▸ **SHORT PROBLEM**
Please quote every line word for word.

▸ **RECORDS SHOWN**

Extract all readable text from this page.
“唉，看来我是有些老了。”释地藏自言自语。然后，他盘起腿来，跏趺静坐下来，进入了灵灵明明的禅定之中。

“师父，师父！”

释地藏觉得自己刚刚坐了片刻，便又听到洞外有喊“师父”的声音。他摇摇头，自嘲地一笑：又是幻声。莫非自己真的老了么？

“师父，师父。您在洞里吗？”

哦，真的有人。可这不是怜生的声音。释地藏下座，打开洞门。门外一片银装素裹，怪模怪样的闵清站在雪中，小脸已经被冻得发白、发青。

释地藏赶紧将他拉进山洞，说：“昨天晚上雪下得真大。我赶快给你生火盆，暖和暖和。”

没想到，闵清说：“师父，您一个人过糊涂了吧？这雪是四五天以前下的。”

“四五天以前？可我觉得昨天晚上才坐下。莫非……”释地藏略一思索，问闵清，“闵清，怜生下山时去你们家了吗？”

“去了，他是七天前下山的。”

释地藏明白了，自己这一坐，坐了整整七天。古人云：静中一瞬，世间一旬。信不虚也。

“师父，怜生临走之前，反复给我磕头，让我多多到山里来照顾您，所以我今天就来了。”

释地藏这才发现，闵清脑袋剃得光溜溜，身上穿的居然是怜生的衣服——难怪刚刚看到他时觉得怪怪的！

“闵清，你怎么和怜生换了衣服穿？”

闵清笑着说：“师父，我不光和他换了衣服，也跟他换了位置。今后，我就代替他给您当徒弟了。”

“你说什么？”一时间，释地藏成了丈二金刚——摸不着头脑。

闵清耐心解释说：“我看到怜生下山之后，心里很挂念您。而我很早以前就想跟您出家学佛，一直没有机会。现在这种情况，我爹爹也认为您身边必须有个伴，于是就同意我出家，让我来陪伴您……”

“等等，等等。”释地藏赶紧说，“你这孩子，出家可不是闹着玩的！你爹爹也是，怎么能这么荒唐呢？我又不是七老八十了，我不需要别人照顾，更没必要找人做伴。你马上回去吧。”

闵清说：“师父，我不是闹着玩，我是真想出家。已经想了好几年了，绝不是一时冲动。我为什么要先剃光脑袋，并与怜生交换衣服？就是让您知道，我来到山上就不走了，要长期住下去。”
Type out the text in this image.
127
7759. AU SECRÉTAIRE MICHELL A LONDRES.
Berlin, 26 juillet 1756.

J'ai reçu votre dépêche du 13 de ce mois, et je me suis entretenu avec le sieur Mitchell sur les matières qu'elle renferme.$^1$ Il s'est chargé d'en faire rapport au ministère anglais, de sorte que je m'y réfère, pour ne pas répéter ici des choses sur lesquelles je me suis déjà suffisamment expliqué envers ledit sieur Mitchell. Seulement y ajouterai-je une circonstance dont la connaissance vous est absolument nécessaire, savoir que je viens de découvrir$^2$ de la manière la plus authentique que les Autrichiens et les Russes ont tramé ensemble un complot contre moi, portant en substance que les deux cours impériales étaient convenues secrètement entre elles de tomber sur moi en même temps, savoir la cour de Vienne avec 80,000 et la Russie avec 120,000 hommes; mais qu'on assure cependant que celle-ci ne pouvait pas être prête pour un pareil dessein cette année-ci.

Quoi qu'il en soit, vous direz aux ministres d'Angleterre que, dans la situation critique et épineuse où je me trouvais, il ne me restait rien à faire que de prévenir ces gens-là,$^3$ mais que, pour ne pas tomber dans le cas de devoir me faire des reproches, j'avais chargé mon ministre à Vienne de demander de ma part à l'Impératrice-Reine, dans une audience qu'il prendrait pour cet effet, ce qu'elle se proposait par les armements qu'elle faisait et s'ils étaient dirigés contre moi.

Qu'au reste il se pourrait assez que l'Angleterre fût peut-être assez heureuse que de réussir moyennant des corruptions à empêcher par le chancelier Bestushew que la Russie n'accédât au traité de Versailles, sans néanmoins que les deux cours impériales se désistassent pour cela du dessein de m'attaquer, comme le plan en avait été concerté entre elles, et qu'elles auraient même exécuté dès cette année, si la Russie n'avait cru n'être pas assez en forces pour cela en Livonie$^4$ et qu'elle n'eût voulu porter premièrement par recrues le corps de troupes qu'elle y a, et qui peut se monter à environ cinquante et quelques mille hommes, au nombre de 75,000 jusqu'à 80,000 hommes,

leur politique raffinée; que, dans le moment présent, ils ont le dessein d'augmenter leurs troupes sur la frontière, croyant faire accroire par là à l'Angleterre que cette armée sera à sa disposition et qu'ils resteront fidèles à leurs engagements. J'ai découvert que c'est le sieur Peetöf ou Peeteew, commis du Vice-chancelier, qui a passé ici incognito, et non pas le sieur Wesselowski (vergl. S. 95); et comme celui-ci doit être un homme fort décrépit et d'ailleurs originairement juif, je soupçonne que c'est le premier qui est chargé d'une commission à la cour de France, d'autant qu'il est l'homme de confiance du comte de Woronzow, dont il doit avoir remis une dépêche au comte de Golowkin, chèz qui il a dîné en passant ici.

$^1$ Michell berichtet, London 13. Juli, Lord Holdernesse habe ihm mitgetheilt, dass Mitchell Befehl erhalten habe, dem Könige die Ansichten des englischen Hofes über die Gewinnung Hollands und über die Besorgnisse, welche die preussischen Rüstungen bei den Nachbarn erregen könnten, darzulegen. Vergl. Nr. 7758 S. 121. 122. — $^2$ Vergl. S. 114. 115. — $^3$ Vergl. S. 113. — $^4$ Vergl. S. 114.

▸ **FINAL ANSWER**
Extract all readable text from this page.
“唉，看来我是有些老了。”释地藏自言自语。然后，他盘起腿来，跏趺静坐下来，进入了灵灵明明的禅定之中。

“师父，师父！”

释地藏觉得自己刚刚坐了片刻，便又听到洞外有喊“师父”的声音。他摇摇头，自嘲地一笑：又是幻声。莫非自己真的老了么？

“师父，师父。您在洞里吗？”

哦，真的有人。可这不是怜生的声音。释地藏下座，打开洞门。门外一片银装素裹，怪模怪样的闵清站在雪中，小脸已经被冻得发白、发青。

释地藏赶紧将他拉进山洞，说：“昨天晚上雪下得真大。我赶快给你生火盆，暖和暖和。”

没想到，闵清说：“师父，您一个人过糊涂了吧？这雪是四五天以前下的。”

“四五天以前？可我觉得昨天晚上才坐下。莫非……”释地藏略一思索，问闵清，“闵清，怜生下山时去你们家了吗？”

“去了，他是七天前下山的。”

释地藏明白了，自己这一坐，坐了整整七天。古人云：静中一瞬，世间一旬。信不虚也。

“师父，怜生临走之前，反复给我磕头，让我多多到山里来照顾您，所以我今天就来了。”

释地藏这才发现，闵清脑袋剃得光溜溜，身上穿的居然是怜生的衣服——难怪刚刚看到他时觉得怪怪的！

“闵清，你怎么和怜生换了衣服穿？”

闵清笑着说：“师父，我不光和他换了衣服，也跟他换了位置。今后，我就代替他给您当徒弟了。”

“你说什么？”一时间，释地藏成了丈二金刚——摸不着头脑。

闵清耐心解释说：“我看到怜生下山之后，心里很挂念您。而我很早以前就想跟您出家学佛，一直没有机会。现在这种情况，我爹爹也认为您身边必须有个伴，于是就同意我出家，让我来陪伴您……”

“等等，等等。”释地藏赶紧说，“你这孩子，出家可不是闹着玩的！你爹爹也是，怎么能这么荒唐呢？我又不是七老八十了，我不需要别人照顾，更没必要找人做伴。你马上回去吧。”

闵清说：“师父，我不是闹着玩，我是真想出家。已经想了好几年了，绝不是一时冲动。我为什么要先剃光脑袋，并与怜生交换衣服？就是让您知道，我来到山上就不走了，要长期住下去。”
Type out the text in this image.
127
7759. AU SECRÉTAIRE MICHELL A LONDRES.
Berlin, 26 juillet 1756.

J'ai reçu votre dépêche du 13 de ce mois, et je me suis entretenu avec le sieur Mitchell sur les matières qu'elle renferme.$^1$ Il s'est chargé d'en faire rapport au ministère anglais, de sorte que je m'y réfère, pour ne pas répéter ici des choses sur lesquelles je me suis déjà suffisamment expliqué envers ledit sieur Mitchell. Seulement y ajouterai-je une circonstance dont la connaissance vous est absolument nécessaire, savoir que je viens de découvrir$^2$ de la manière la plus authentique que les Autrichiens et les Russes ont tramé ensemble un complot contre moi, portant en substance que les deux cours impériales étaient convenues secrètement entre elles de tomber sur moi en même temps, savoir la cour de Vienne avec 80,000 et la Russie avec 120,000 hommes; mais qu'on assure cependant que celle-ci ne pouvait pas être prête pour un pareil dessein cette année-ci.

Quoi qu'il en soit, vous direz aux ministres d'Angleterre que, dans la situation critique et épineuse où je me trouvais, il ne me restait rien à faire que de prévenir ces gens-là,$^3$ mais que, pour ne pas tomber dans le cas de devoir me faire des reproches, j'avais chargé mon ministre à Vienne de demander de ma part à l'Impératrice-Reine, dans une audience qu'il prendrait pour cet effet, ce qu'elle se proposait par les armements qu'elle faisait et s'ils étaient dirigés contre moi.

Qu'au reste il se pourrait assez que l'Angleterre fût peut-être assez heureuse que de réussir moyennant des corruptions à empêcher par le chancelier Bestushew que la Russie n'accédât au traité de Versailles, sans néanmoins que les deux cours impériales se désistassent pour cela du dessein de m'attaquer, comme le plan en avait été concerté entre elles, et qu'elles auraient même exécuté dès cette année, si la Russie n'avait cru n'être pas assez en forces pour cela en Livonie$^4$ et qu'elle n'eût voulu porter premièrement par recrues le corps de troupes qu'elle y a, et qui peut se monter à environ cinquante et quelques mille hommes, au nombre de 75,000 jusqu'à 80,000 hommes,

leur politique raffinée; que, dans le moment présent, ils ont le dessein d'augmenter leurs troupes sur la frontière, croyant faire accroire par là à l'Angleterre que cette armée sera à sa disposition et qu'ils resteront fidèles à leurs engagements. J'ai découvert que c'est le sieur Peetöf ou Peeteew, commis du Vice-chancelier, qui a passé ici incognito, et non pas le sieur Wesselowski (vergl. S. 95); et comme celui-ci doit être un homme fort décrépit et d'ailleurs originairement juif, je soupçonne que c'est le premier qui est chargé d'une commission à la cour de France, d'autant qu'il est l'homme de confiance du comte de Woronzow, dont il doit avoir remis une dépêche au comte de Golowkin, chèz qui il a dîné en passant ici.

$^1$ Michell berichtet, London 13. Juli, Lord Holdernesse habe ihm mitgetheilt, dass Mitchell Befehl erhalten habe, dem Könige die Ansichten des englischen Hofes über die Gewinnung Hollands und über die Besorgnisse, welche die preussischen Rüstungen bei den Nachbarn erregen könnten, darzulegen. Vergl. Nr. 7758 S. 121. 122. — $^2$ Vergl. S. 114. 115. — $^3$ Vergl. S. 113. — $^4$ Vergl. S. 114.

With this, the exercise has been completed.